-- PROBLEM TO SOLVE --
Lay out every line of the records below as a Markdown table with two columns, Row and Line. Number the rows and leave out blank lines.

-- INFORMATION SHOWN --
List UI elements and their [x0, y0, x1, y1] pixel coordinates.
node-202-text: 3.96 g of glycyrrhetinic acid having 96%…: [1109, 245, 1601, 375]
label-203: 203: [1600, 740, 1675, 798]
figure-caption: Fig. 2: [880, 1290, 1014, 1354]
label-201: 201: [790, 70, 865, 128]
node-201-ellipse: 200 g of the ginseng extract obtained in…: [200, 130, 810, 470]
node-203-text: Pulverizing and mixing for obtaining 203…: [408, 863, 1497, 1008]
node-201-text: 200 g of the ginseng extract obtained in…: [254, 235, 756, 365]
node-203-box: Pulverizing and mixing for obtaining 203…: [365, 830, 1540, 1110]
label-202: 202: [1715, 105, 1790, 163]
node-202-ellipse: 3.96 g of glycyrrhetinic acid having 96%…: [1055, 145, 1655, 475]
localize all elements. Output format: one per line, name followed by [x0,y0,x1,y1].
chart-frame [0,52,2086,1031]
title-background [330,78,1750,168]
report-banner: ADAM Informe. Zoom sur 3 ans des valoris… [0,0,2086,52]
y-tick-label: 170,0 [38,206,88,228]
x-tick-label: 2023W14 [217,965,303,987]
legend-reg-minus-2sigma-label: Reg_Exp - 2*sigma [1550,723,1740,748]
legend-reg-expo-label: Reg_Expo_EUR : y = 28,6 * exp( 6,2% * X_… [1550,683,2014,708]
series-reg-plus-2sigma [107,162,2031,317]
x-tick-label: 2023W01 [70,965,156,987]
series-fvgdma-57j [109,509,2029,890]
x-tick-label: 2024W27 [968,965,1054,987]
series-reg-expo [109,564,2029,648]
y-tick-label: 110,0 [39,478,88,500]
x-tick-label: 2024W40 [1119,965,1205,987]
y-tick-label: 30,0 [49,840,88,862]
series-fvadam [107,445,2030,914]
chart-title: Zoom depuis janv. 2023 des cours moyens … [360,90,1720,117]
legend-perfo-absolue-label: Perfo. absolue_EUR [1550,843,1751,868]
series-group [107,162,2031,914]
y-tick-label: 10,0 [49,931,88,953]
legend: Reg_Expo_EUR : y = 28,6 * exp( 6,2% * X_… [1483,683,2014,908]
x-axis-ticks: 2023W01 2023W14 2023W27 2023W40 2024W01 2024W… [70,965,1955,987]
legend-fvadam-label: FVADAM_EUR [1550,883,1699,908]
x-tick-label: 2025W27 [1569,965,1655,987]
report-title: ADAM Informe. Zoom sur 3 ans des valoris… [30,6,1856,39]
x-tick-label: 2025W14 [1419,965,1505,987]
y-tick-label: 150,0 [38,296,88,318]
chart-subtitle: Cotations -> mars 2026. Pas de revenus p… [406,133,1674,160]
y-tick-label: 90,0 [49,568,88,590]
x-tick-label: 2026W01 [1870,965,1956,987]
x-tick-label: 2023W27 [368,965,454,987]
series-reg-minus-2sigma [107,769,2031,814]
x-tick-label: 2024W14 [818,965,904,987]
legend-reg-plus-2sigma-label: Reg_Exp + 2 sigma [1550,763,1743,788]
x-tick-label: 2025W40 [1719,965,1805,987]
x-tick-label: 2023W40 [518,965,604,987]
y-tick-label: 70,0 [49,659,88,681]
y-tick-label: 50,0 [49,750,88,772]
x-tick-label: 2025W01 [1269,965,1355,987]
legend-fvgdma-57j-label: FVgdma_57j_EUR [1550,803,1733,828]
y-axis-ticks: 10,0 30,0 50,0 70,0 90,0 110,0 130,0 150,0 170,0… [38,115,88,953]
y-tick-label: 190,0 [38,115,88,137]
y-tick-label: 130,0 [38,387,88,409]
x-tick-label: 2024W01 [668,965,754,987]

-- RESPONSE FOR THIS EXERCISE --
| Row | Line |
|---|---|
| 1 | List UI elements and their [x0, y0, x1, y1] pixel coordinates. |
| 2 | node-202-text: 3.96 g of glycyrrhetinic acid having 96%…: [1109, 245, 1601, 375] |
| 3 | label-203: 203: [1600, 740, 1675, 798] |
| 4 | figure-caption: Fig. 2: [880, 1290, 1014, 1354] |
| 5 | label-201: 201: [790, 70, 865, 128] |
| 6 | node-201-ellipse: 200 g of the ginseng extract obtained in…: [200, 130, 810, 470] |
| 7 | node-203-text: Pulverizing and mixing for obtaining 203…: [408, 863, 1497, 1008] |
| 8 | node-201-text: 200 g of the ginseng extract obtained in…: [254, 235, 756, 365] |
| 9 | node-203-box: Pulverizing and mixing for obtaining 203…: [365, 830, 1540, 1110] |
| 10 | label-202: 202: [1715, 105, 1790, 163] |
| 11 | node-202-ellipse: 3.96 g of glycyrrhetinic acid having 96%…: [1055, 145, 1655, 475] |
| 12 | localize all elements. Output format: one per line, name followed by [x0,y0,x1,y1]. |
| 13 | chart-frame [0,52,2086,1031] |
| 14 | title-background [330,78,1750,168] |
| 15 | report-banner: ADAM Informe. Zoom sur 3 ans des valoris… [0,0,2086,52] |
| 16 | y-tick-label: 170,0 [38,206,88,228] |
| 17 | x-tick-label: 2023W14 [217,965,303,987] |
| 18 | legend-reg-minus-2sigma-label: Reg_Exp - 2*sigma [1550,723,1740,748] |
| 19 | legend-reg-expo-label: Reg_Expo_EUR : y = 28,6 * exp( 6,2% * X_… [1550,683,2014,708] |
| 20 | series-reg-plus-2sigma [107,162,2031,317] |
| 21 | x-tick-label: 2023W01 [70,965,156,987] |
| 22 | series-fvgdma-57j [109,509,2029,890] |
| 23 | x-tick-label: 2024W27 [968,965,1054,987] |
| 24 | series-reg-expo [109,564,2029,648] |
| 25 | y-tick-label: 110,0 [39,478,88,500] |
| 26 | x-tick-label: 2024W40 [1119,965,1205,987] |
| 27 | y-tick-label: 30,0 [49,840,88,862] |
| 28 | series-fvadam [107,445,2030,914] |
| 29 | chart-title: Zoom depuis janv. 2023 des cours moyens … [360,90,1720,117] |
| 30 | legend-perfo-absolue-label: Perfo. absolue_EUR [1550,843,1751,868] |
| 31 | series-group [107,162,2031,914] |
| 32 | y-tick-label: 10,0 [49,931,88,953] |
| 33 | legend: Reg_Expo_EUR : y = 28,6 * exp( 6,2% * X_… [1483,683,2014,908] |
| 34 | x-axis-ticks: 2023W01 2023W14 2023W27 2023W40 2024W01 2024W… [70,965,1955,987] |
| 35 | legend-fvadam-label: FVADAM_EUR [1550,883,1699,908] |
| 36 | x-tick-label: 2025W27 [1569,965,1655,987] |
| 37 | report-title: ADAM Informe. Zoom sur 3 ans des valoris… [30,6,1856,39] |
| 38 | x-tick-label: 2025W14 [1419,965,1505,987] |
| 39 | y-tick-label: 150,0 [38,296,88,318] |
| 40 | chart-subtitle: Cotations -> mars 2026. Pas de revenus p… [406,133,1674,160] |
| 41 | y-tick-label: 90,0 [49,568,88,590] |
| 42 | x-tick-label: 2026W01 [1870,965,1956,987] |
| 43 | x-tick-label: 2023W27 [368,965,454,987] |
| 44 | series-reg-minus-2sigma [107,769,2031,814] |
| 45 | x-tick-label: 2024W14 [818,965,904,987] |
| 46 | legend-reg-plus-2sigma-label: Reg_Exp + 2 sigma [1550,763,1743,788] |
| 47 | x-tick-label: 2025W40 [1719,965,1805,987] |
| 48 | x-tick-label: 2023W40 [518,965,604,987] |
| 49 | y-tick-label: 70,0 [49,659,88,681] |
| 50 | y-tick-label: 50,0 [49,750,88,772] |
| 51 | x-tick-label: 2025W01 [1269,965,1355,987] |
| 52 | legend-fvgdma-57j-label: FVgdma_57j_EUR [1550,803,1733,828] |
| 53 | y-axis-ticks: 10,0 30,0 50,0 70,0 90,0 110,0 130,0 150,0 170,0… [38,115,88,953] |
| 54 | y-tick-label: 190,0 [38,115,88,137] |
| 55 | y-tick-label: 130,0 [38,387,88,409] |
| 56 | x-tick-label: 2024W01 [668,965,754,987] |